— start Entries supplied —
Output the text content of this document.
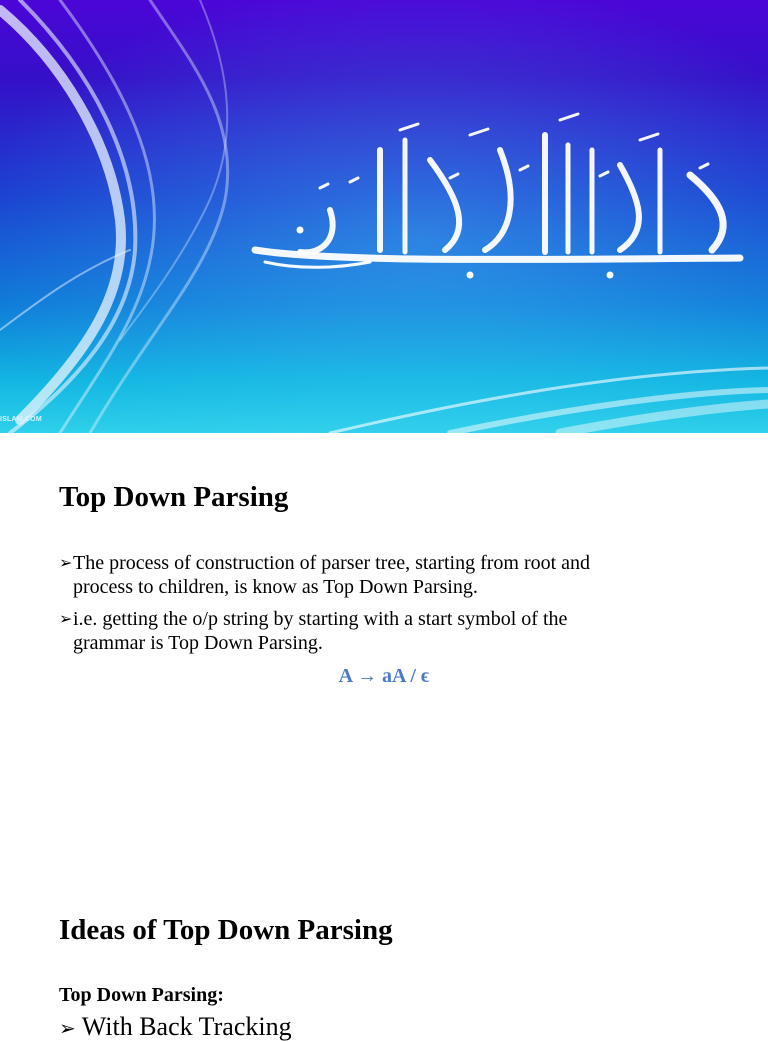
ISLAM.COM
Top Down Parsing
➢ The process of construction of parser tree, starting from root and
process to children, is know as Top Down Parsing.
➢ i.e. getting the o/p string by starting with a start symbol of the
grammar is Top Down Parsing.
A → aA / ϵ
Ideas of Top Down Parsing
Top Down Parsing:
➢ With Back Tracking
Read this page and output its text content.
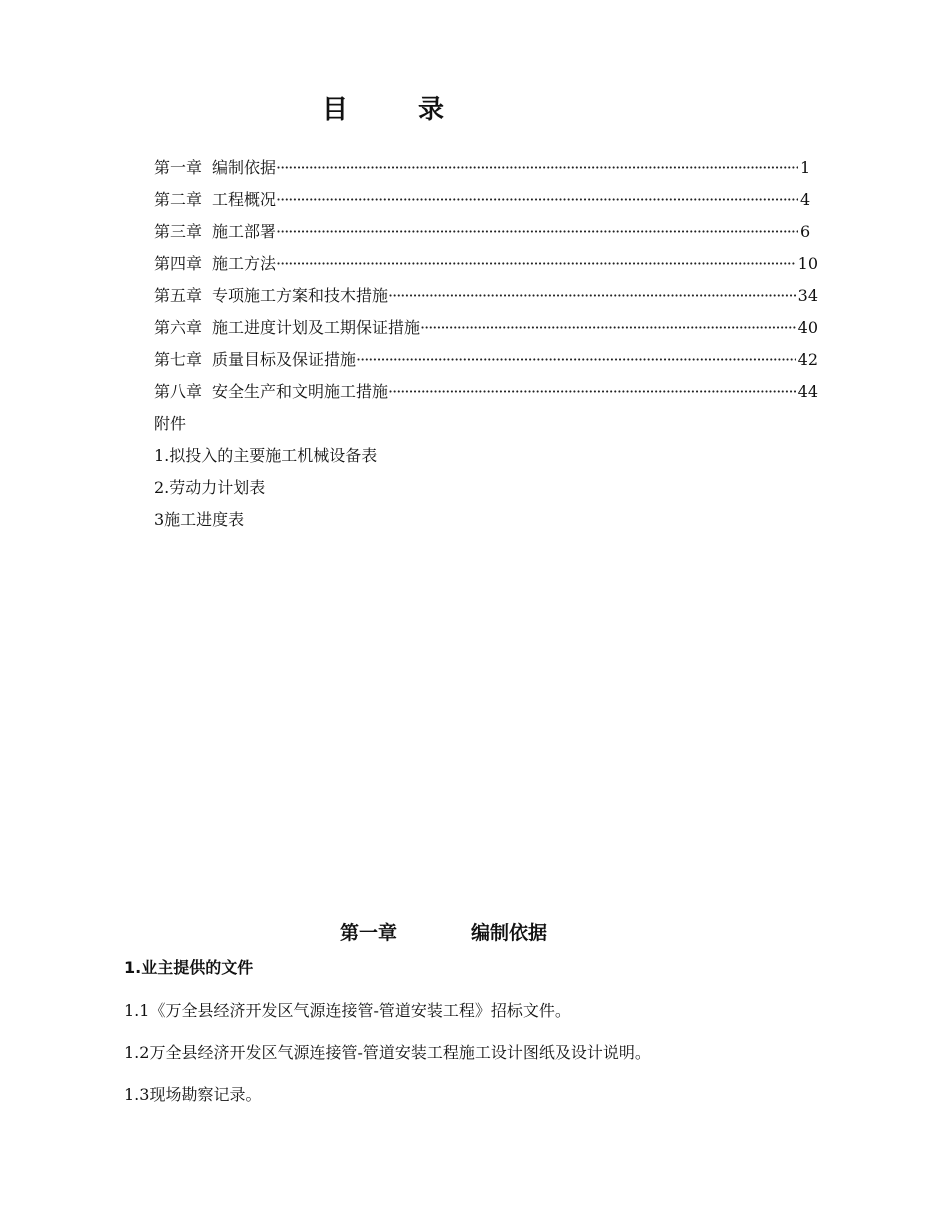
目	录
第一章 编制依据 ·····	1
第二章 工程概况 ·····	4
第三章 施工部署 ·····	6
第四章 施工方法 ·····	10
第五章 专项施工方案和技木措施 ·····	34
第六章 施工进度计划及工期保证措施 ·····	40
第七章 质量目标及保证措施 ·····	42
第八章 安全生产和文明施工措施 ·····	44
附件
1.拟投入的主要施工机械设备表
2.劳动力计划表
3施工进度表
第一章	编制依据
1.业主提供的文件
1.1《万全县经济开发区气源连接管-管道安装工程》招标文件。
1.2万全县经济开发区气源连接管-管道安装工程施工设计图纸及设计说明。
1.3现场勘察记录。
— end Entries supplied —
■ Exercise details
In the records above, find the lines containing "content" and copy them.

■ Response for this exercise
Output the text content of this document.
Read this page and output its text content.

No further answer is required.